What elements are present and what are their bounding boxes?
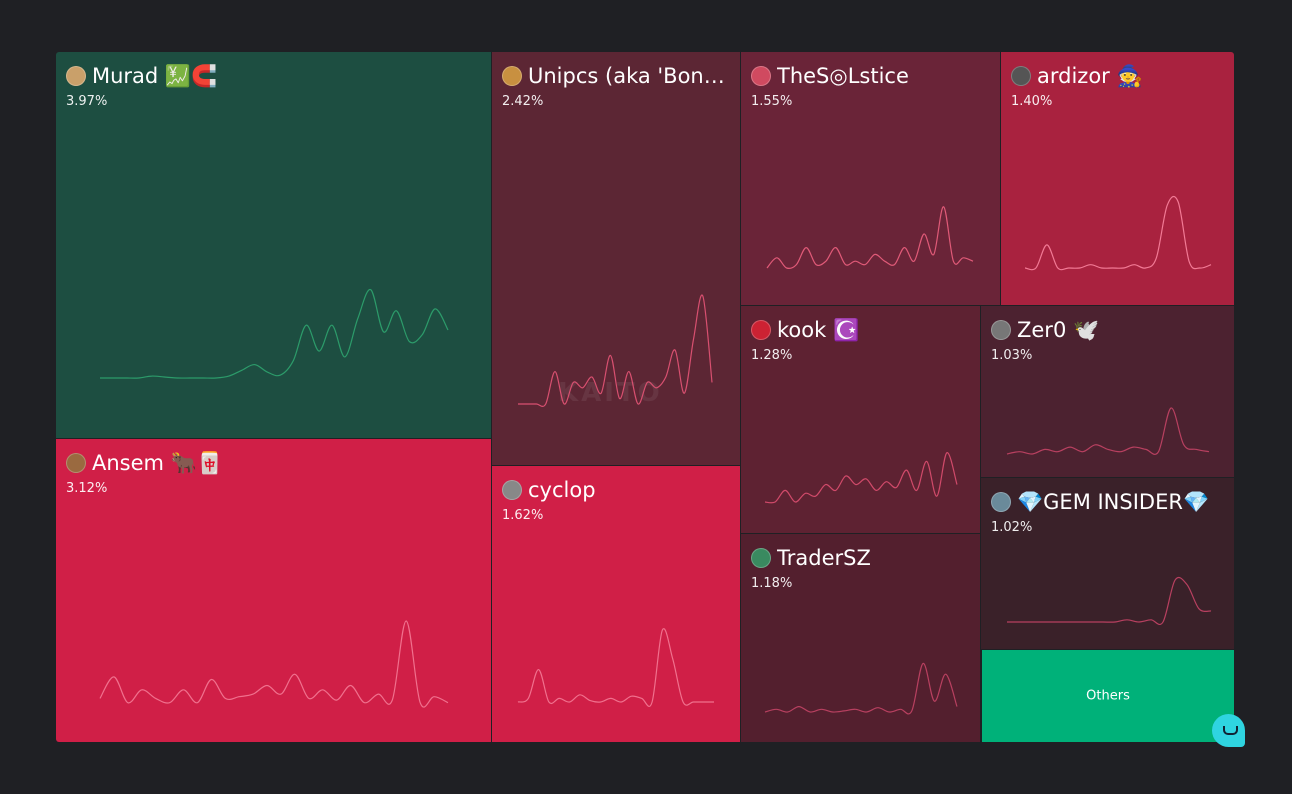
tile-name: TheS◎Lstice xyxy=(777,64,909,88)
tile-percentage: 1.02% xyxy=(991,520,1033,535)
sparkline-path-tradersz xyxy=(764,662,958,715)
tile-name: Unipcs (aka 'Bonk... xyxy=(528,64,732,88)
tile-name: Ansem 🐂🀄 xyxy=(92,451,223,475)
tile-solstice[interactable]: TheS◎Lstice 1.55% xyxy=(741,52,1000,305)
tile-percentage: 3.12% xyxy=(66,481,108,496)
tile-others[interactable]: Others xyxy=(982,650,1234,742)
mindshare-sparkline xyxy=(100,289,449,379)
tile-percentage: 3.97% xyxy=(66,94,108,109)
tile-tradersz[interactable]: TraderSZ 1.18% xyxy=(741,534,980,742)
tile-murad[interactable]: Murad 💹🧲 3.97% xyxy=(56,52,491,438)
sparkline-path-unipcs xyxy=(518,294,713,407)
mindshare-sparkline xyxy=(517,628,714,707)
avatar xyxy=(991,492,1011,512)
sparkline-path-zer0 xyxy=(1006,407,1210,455)
mindshare-sparkline xyxy=(764,662,958,715)
tile-zer0[interactable]: Zer0 🕊️ 1.03% xyxy=(981,306,1234,477)
sparkline-path-ardizor xyxy=(1024,195,1212,271)
mindshare-sparkline xyxy=(99,620,449,708)
tile-percentage: 2.42% xyxy=(502,94,544,109)
tile-ansem[interactable]: Ansem 🐂🀄 3.12% xyxy=(56,439,491,742)
avatar xyxy=(751,320,771,340)
tile-gem-insider[interactable]: 💎GEM INSIDER💎 1.02% xyxy=(981,478,1234,649)
tile-name: Murad 💹🧲 xyxy=(92,64,218,88)
tile-ardizor[interactable]: ardizor 🧙 1.40% xyxy=(1001,52,1234,305)
mindshare-sparkline xyxy=(518,294,713,407)
tile-name: Zer0 🕊️ xyxy=(1017,318,1100,342)
mindshare-sparkline xyxy=(764,452,958,504)
tile-name: 💎GEM INSIDER💎 xyxy=(1017,490,1210,514)
tile-name: cyclop xyxy=(528,478,596,502)
avatar xyxy=(751,66,771,86)
chat-launcher-button[interactable] xyxy=(1212,714,1245,747)
mindshare-treemap: Murad 💹🧲 3.97% Ansem 🐂🀄 3.12% Unipcs (ak… xyxy=(56,52,1234,742)
tile-unipcs[interactable]: Unipcs (aka 'Bonk... 2.42% KAITO xyxy=(492,52,740,465)
others-label: Others xyxy=(1086,688,1130,704)
avatar xyxy=(66,66,86,86)
mindshare-sparkline xyxy=(766,206,974,270)
tile-name: TraderSZ xyxy=(777,546,871,570)
chat-icon xyxy=(1223,726,1238,735)
mindshare-sparkline xyxy=(1006,407,1210,455)
avatar xyxy=(751,548,771,568)
tile-percentage: 1.28% xyxy=(751,348,793,363)
tile-percentage: 1.62% xyxy=(502,508,544,523)
sparkline-path-murad xyxy=(100,289,449,379)
sparkline-path-cyclop xyxy=(517,628,714,707)
tile-percentage: 1.03% xyxy=(991,348,1033,363)
sparkline-path-gem xyxy=(1007,576,1212,626)
avatar xyxy=(991,320,1011,340)
sparkline-path-kook xyxy=(764,452,958,504)
sparkline-path-ansem xyxy=(99,620,449,708)
avatar xyxy=(502,480,522,500)
tile-kook[interactable]: kook ☪️ 1.28% xyxy=(741,306,980,533)
tile-cyclop[interactable]: cyclop 1.62% xyxy=(492,466,740,742)
avatar xyxy=(66,453,86,473)
mindshare-sparkline xyxy=(1024,195,1212,271)
tile-name: ardizor 🧙 xyxy=(1037,64,1143,88)
tile-percentage: 1.18% xyxy=(751,576,793,591)
mindshare-sparkline xyxy=(1007,576,1212,626)
tile-percentage: 1.55% xyxy=(751,94,793,109)
avatar xyxy=(1011,66,1031,86)
avatar xyxy=(502,66,522,86)
tile-percentage: 1.40% xyxy=(1011,94,1053,109)
tile-name: kook ☪️ xyxy=(777,318,860,342)
sparkline-path-solstice xyxy=(766,206,974,270)
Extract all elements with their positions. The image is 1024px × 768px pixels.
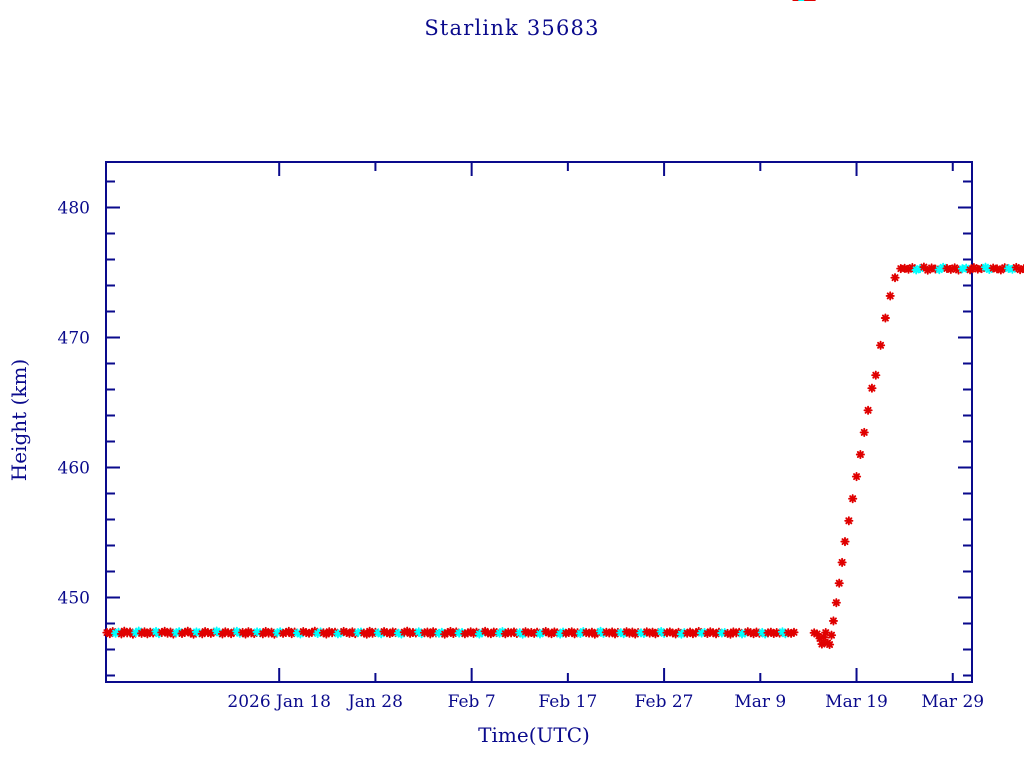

■ SHORT PROBLEM
List each line in the listing above that contains the string "Bonk".

■ WRITTEN RESPONSE
tile-name: Unipcs (aka 'Bonk... xyxy=(528,64,732,88)
tile-unipcs[interactable]: Unipcs (aka 'Bonk... 2.42% KAITO xyxy=(492,52,740,465)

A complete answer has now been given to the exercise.